Document passage.
**********

BoxOffice Interview: ‘Ted 2’ Producer Jason Clark

You’ve worked with Seth MacFarlane long enough to be able to consider both of you frequent collaborators. How did your working relationship start with the first Ted film?

This will be our third film and we’ve also worked on a television series together. I’d been pitched the originalTed a couple of years before it was made. [Seth McFarlane] had a very clear vision of how he saw the teddy bear; he wanted the movements to resemble the physical movements of a person as opposed to the type of Pixar style animation. It was difficult to figure out how to create that concept in an R-rated comedy because these movies aren’t really the most expensive movies to make. As a producer, I read every draft of the screenplay, and my lasting impression with Ted was laughing out loud even after reading the same joke for the tenth time. I connected in a very big way with the
humor and I’m a huge fan of Family Guy, so it was truly an honor to work with Seth.

The two of you have also worked together for television.

My collaboration with Seth grew from that experience and we made A Million Ways to Die in the West and now Ted 2. Along the way, I was introduced to Ann Druyan, Carl Sagan’s widow, and exposed to the chance of rebooting Cosmos on TV. I have a son who studies physics in college and I’ve always been a bit of a science geek, but to be exposed at that level…I jumped in with both feet and Seth had our back all along the way. I’m thrilled to have had the opportunity to work with him in these three films and television series.

**********

Data extracts.
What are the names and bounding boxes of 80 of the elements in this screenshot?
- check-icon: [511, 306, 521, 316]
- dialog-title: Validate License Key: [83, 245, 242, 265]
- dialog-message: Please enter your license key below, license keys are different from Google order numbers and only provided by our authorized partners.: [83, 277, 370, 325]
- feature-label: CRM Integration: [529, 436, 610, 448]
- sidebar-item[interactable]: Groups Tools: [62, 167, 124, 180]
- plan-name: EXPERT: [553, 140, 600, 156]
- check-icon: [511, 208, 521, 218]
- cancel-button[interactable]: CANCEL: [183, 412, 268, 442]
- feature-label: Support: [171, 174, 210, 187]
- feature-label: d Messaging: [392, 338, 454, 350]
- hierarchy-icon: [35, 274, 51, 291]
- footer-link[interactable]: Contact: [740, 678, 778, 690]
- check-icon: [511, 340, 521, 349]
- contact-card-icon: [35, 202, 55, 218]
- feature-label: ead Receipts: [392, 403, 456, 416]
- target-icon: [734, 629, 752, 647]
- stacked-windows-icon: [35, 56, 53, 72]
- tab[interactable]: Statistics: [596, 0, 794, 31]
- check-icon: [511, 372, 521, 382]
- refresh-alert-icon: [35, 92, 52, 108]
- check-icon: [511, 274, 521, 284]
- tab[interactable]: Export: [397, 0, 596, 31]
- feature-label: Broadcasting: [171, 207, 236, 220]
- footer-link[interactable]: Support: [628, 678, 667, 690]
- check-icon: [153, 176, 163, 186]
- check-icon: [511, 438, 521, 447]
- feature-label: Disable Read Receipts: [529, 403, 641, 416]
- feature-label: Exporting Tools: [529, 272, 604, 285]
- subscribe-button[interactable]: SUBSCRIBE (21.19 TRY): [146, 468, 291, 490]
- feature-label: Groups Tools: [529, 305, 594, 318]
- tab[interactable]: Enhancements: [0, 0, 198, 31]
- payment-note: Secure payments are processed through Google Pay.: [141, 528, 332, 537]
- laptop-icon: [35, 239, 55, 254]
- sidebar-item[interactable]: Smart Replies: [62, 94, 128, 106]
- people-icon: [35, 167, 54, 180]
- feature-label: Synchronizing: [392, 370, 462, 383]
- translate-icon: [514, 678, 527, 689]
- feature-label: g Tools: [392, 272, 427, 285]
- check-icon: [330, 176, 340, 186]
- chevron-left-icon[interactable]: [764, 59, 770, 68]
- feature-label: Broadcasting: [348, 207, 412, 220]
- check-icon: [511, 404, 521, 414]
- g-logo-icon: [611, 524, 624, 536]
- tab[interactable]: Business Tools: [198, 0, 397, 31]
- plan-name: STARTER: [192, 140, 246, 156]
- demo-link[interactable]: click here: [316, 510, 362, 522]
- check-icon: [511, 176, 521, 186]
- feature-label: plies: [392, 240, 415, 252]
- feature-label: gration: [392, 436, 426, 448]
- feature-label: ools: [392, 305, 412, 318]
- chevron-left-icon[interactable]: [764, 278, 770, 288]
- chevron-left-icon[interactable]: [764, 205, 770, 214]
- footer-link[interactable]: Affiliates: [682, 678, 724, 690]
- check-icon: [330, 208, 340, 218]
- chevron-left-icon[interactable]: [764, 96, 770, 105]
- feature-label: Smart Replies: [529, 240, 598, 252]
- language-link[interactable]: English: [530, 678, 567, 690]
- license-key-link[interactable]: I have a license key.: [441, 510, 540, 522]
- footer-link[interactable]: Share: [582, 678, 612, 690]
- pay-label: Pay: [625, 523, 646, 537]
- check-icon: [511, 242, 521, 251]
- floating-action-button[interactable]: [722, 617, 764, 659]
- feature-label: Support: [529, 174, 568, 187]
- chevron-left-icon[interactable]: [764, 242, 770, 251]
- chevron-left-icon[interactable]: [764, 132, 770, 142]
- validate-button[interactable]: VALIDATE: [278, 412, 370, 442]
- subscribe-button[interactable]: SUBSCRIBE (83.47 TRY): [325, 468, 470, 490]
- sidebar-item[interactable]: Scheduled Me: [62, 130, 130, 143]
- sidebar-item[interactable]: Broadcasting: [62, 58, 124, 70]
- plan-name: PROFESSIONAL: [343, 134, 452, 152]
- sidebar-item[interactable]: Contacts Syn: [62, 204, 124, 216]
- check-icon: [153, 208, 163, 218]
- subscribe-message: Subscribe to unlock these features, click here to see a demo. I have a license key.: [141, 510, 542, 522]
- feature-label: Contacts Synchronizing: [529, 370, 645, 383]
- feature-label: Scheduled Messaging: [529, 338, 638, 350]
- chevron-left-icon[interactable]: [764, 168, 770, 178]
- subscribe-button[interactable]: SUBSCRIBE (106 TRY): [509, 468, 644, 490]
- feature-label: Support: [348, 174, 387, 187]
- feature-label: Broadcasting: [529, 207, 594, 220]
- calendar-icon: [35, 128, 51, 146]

**********

To do.
- 1) Copy everything in the Ted 2 producer interview from "The two of you" down to "and television series.", replacing "science geek" with "science enthusiast".
- 2) In the Ted 2 producer interview, what does Jason Clark's son study in college?

Responses in order.
- 1)
The two of you have also worked together for television.

My collaboration with Seth grew from that experience and we made A Million Ways to Die in the West and now Ted 2. Along the way, I was introduced to Ann Druyan, Carl Sagan’s widow, and exposed to the chance of rebooting Cosmos on TV. I have a son who studies physics in college and I’ve always been a bit of a science enthusiast, but to be exposed at that level…I jumped in with both feet and Seth had our back all along the way. I’m thrilled to have had the opportunity to work with him in these three films and television series.

- 2) Physics.